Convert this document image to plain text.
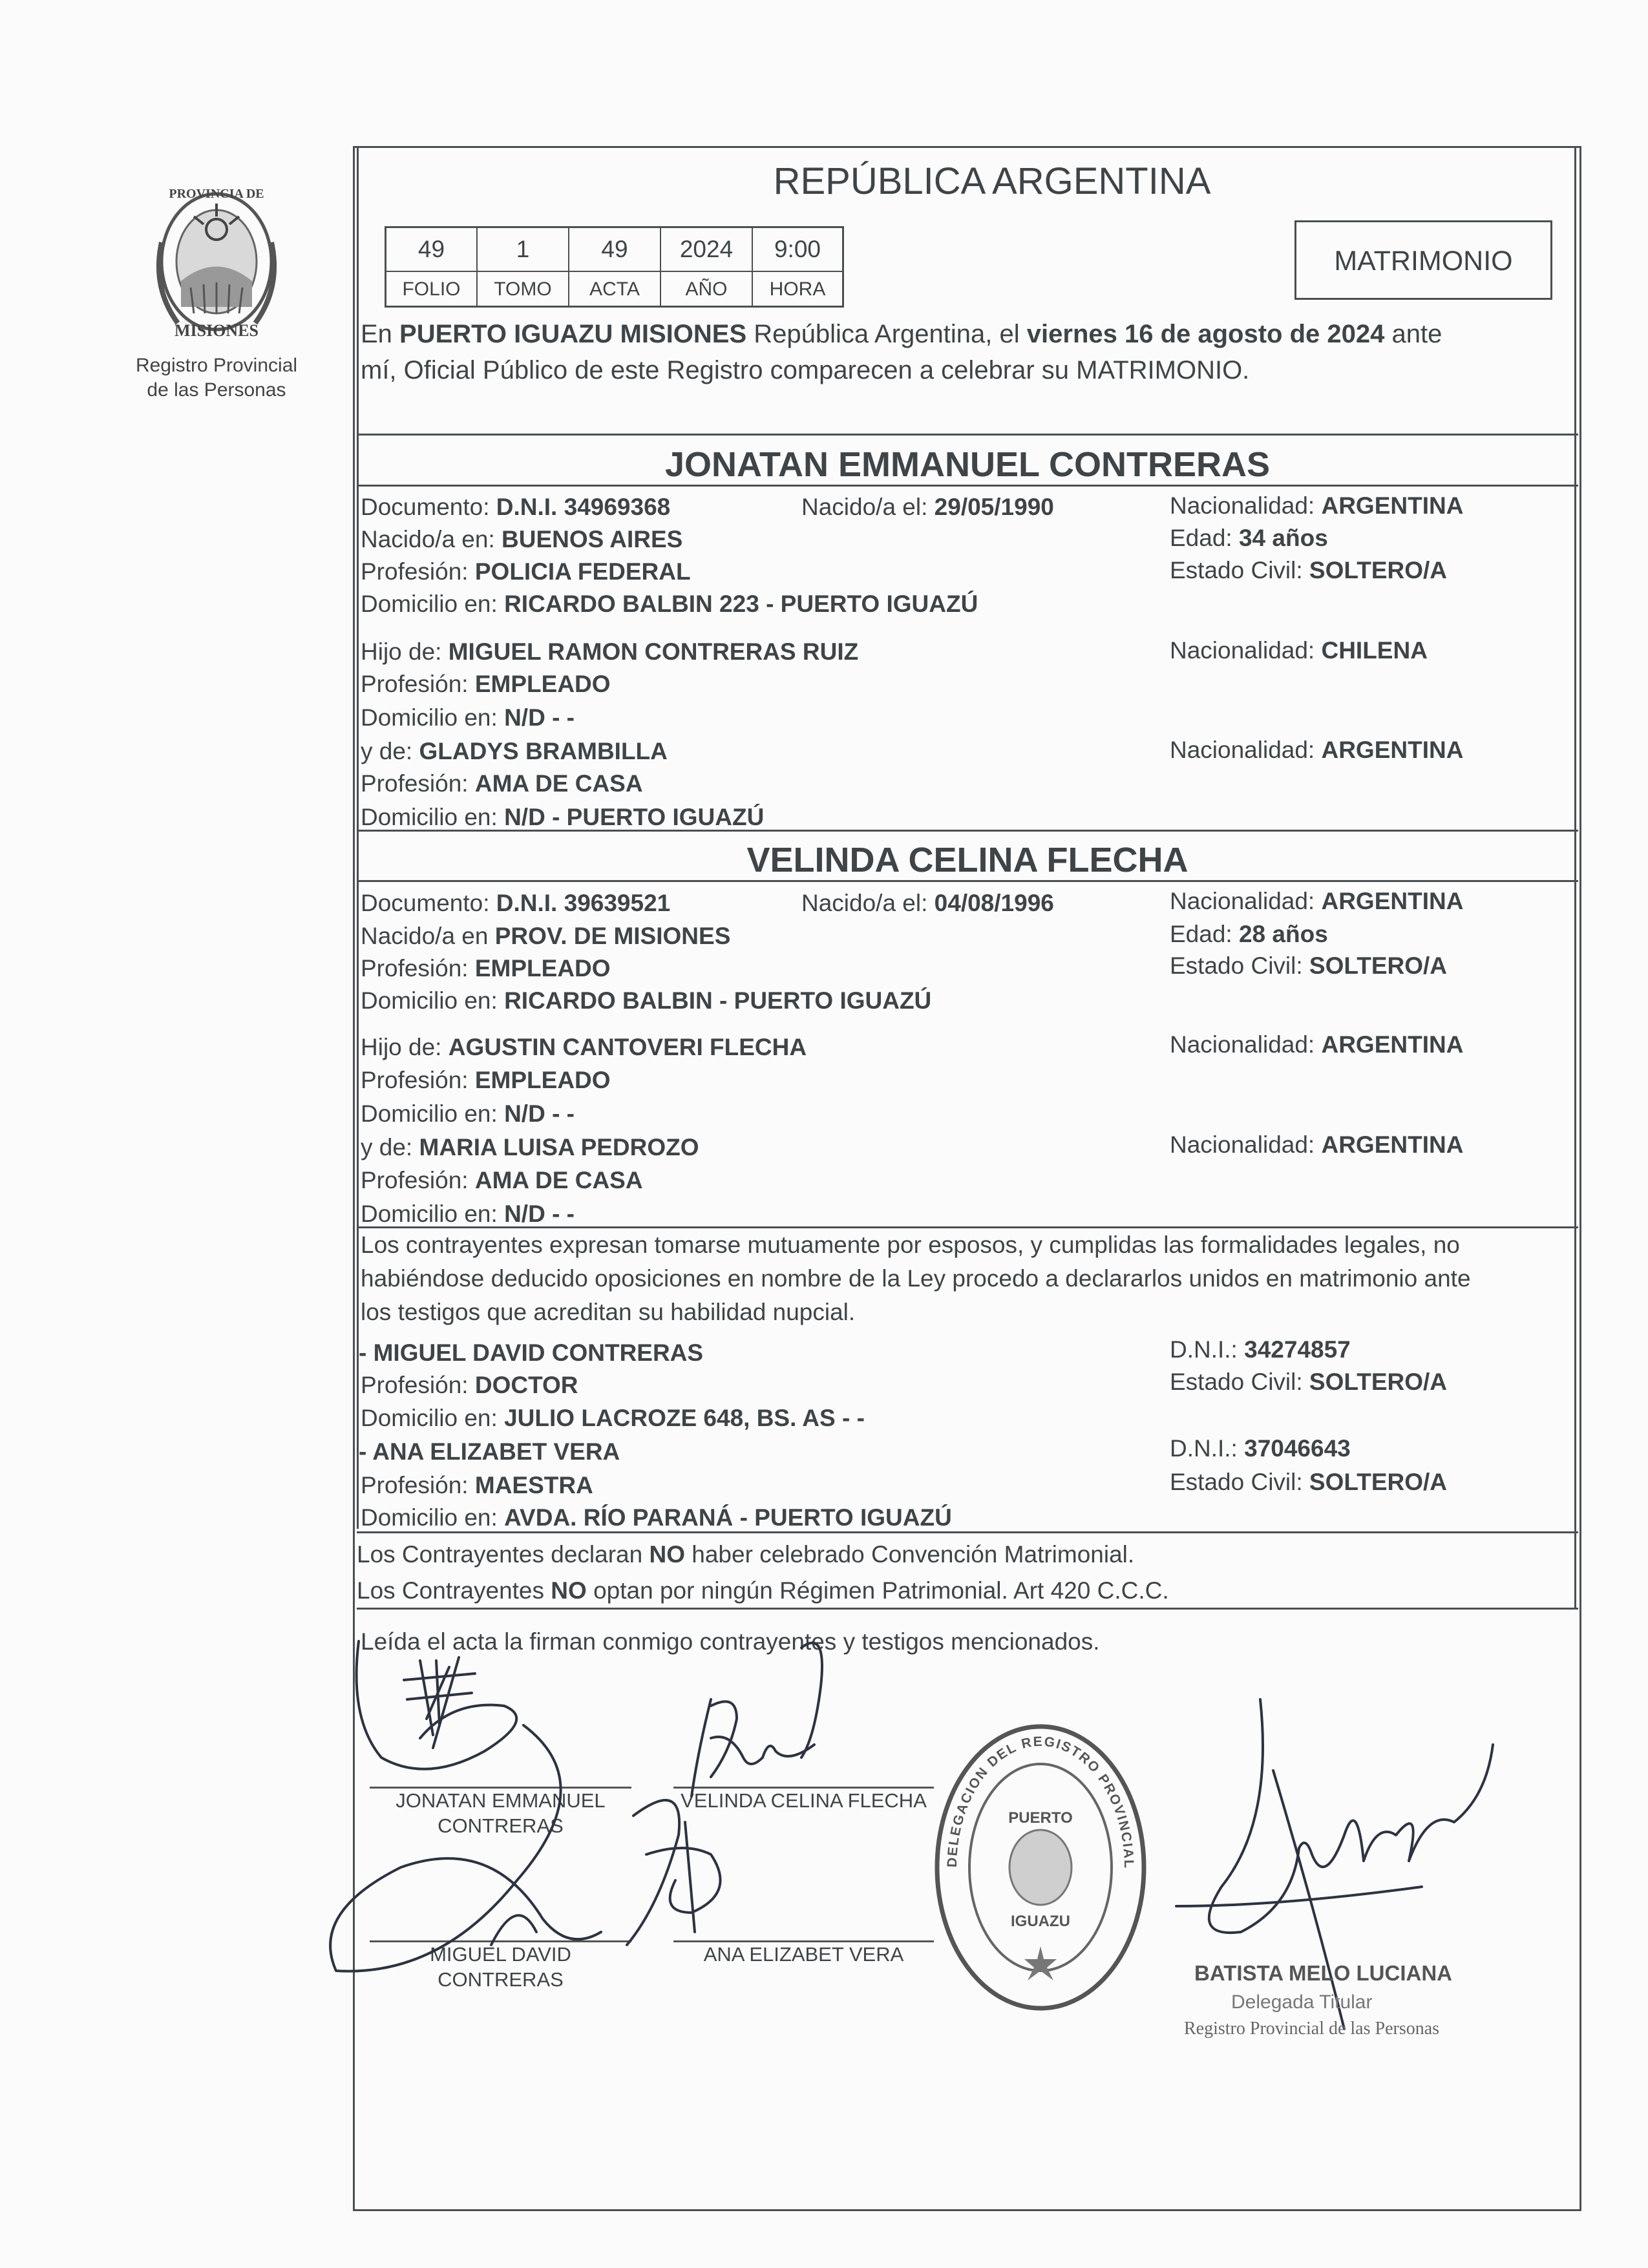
PROVINCIA DE
MISIONES
Registro Provincial
de las Personas
REPÚBLICA ARGENTINA
49	1	49	2024	9:00
FOLIO	TOMO	ACTA	AÑO	HORA
MATRIMONIO
En PUERTO IGUAZU MISIONES República Argentina, el viernes 16 de agosto de 2024 ante
mí, Oficial Público de este Registro comparecen a celebrar su MATRIMONIO.
JONATAN EMMANUEL CONTRERAS
Documento: D.N.I. 34969368	Nacido/a el: 29/05/1990	Nacionalidad: ARGENTINA
Nacido/a en: BUENOS AIRES	Edad: 34 años
Profesión: POLICIA FEDERAL	Estado Civil: SOLTERO/A
Domicilio en: RICARDO BALBIN 223 - PUERTO IGUAZÚ
Hijo de: MIGUEL RAMON CONTRERAS RUIZ	Nacionalidad: CHILENA
Profesión: EMPLEADO
Domicilio en: N/D - -
y de: GLADYS BRAMBILLA	Nacionalidad: ARGENTINA
Profesión: AMA DE CASA
Domicilio en: N/D - PUERTO IGUAZÚ
VELINDA CELINA FLECHA
Documento: D.N.I. 39639521	Nacido/a el: 04/08/1996	Nacionalidad: ARGENTINA
Nacido/a en PROV. DE MISIONES	Edad: 28 años
Profesión: EMPLEADO	Estado Civil: SOLTERO/A
Domicilio en: RICARDO BALBIN - PUERTO IGUAZÚ
Hijo de: AGUSTIN CANTOVERI FLECHA	Nacionalidad: ARGENTINA
Profesión: EMPLEADO
Domicilio en: N/D - -
y de: MARIA LUISA PEDROZO	Nacionalidad: ARGENTINA
Profesión: AMA DE CASA
Domicilio en: N/D - -
Los contrayentes expresan tomarse mutuamente por esposos, y cumplidas las formalidades legales, no
habiéndose deducido oposiciones en nombre de la Ley procedo a declararlos unidos en matrimonio ante
los testigos que acreditan su habilidad nupcial.
- MIGUEL DAVID CONTRERAS	D.N.I.: 34274857
Profesión: DOCTOR	Estado Civil: SOLTERO/A
Domicilio en: JULIO LACROZE 648, BS. AS - -
- ANA ELIZABET VERA	D.N.I.: 37046643
Profesión: MAESTRA	Estado Civil: SOLTERO/A
Domicilio en: AVDA. RÍO PARANÁ - PUERTO IGUAZÚ
Los Contrayentes declaran NO haber celebrado Convención Matrimonial.
Los Contrayentes NO optan por ningún Régimen Patrimonial. Art 420 C.C.C.
Leída el acta la firman conmigo contrayentes y testigos mencionados.
JONATAN EMMANUEL
CONTRERAS
VELINDA CELINA FLECHA
MIGUEL DAVID
CONTRERAS
ANA ELIZABET VERA
DELEGACION DEL REGISTRO PROVINCIAL
PUERTO
IGUAZU
BATISTA MELO LUCIANA
Delegada Titular
Registro Provincial de las Personas
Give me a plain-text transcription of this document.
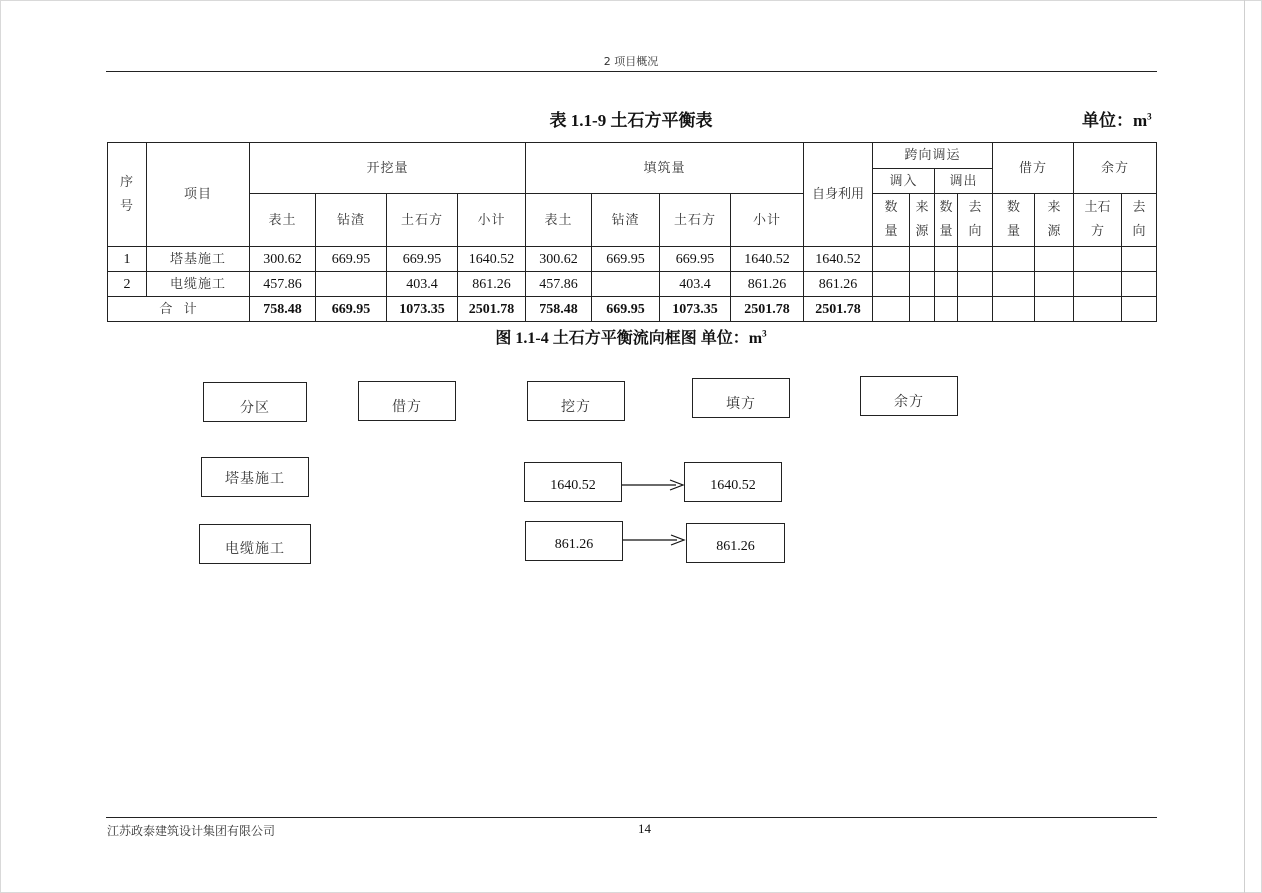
2 项目概况
表 1.1-9 土石方平衡表	单位：$m^3$
序号	项目	开挖量				填筑量				自身利用	跨向调运				借方		余方	
											调入		调出					
		表土	钻渣	土石方	小计	表土	钻渣	土石方	小计		数量	来源	数量	去向	数量	来源	土石方	去向
1	塔基施工	300.62	669.95	669.95	1640.52	300.62	669.95	669.95	1640.52	1640.52								
2	电缆施工	457.86		403.4	861.26	457.86		403.4	861.26	861.26								
合  计		758.48	669.95	1073.35	2501.78	758.48	669.95	1073.35	2501.78	2501.78								
图 1.1-4 土石方平衡流向框图 单位：$m^3$
分区	借方	挖方	填方	余方
塔基施工
电缆施工
1640.52	1640.52
861.26	861.26
江苏政泰建筑设计集团有限公司	14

Work instructions:
Extract, word for word, every line from the one containing "Give me a plain-text" to the end of the data above, both ends included, and leave out the pictures.

Solution below:
Give me a plain-text transcription of this document.
2 项目概况
表 1.1-9 土石方平衡表	单位：$m^3$
序号	项目	开挖量				填筑量				自身利用	跨向调运				借方		余方	
											调入		调出					
		表土	钻渣	土石方	小计	表土	钻渣	土石方	小计		数量	来源	数量	去向	数量	来源	土石方	去向
1	塔基施工	300.62	669.95	669.95	1640.52	300.62	669.95	669.95	1640.52	1640.52								
2	电缆施工	457.86		403.4	861.26	457.86		403.4	861.26	861.26								
合  计		758.48	669.95	1073.35	2501.78	758.48	669.95	1073.35	2501.78	2501.78								
图 1.1-4 土石方平衡流向框图 单位：$m^3$
分区	借方	挖方	填方	余方
塔基施工
电缆施工
1640.52	1640.52
861.26	861.26
江苏政泰建筑设计集团有限公司	14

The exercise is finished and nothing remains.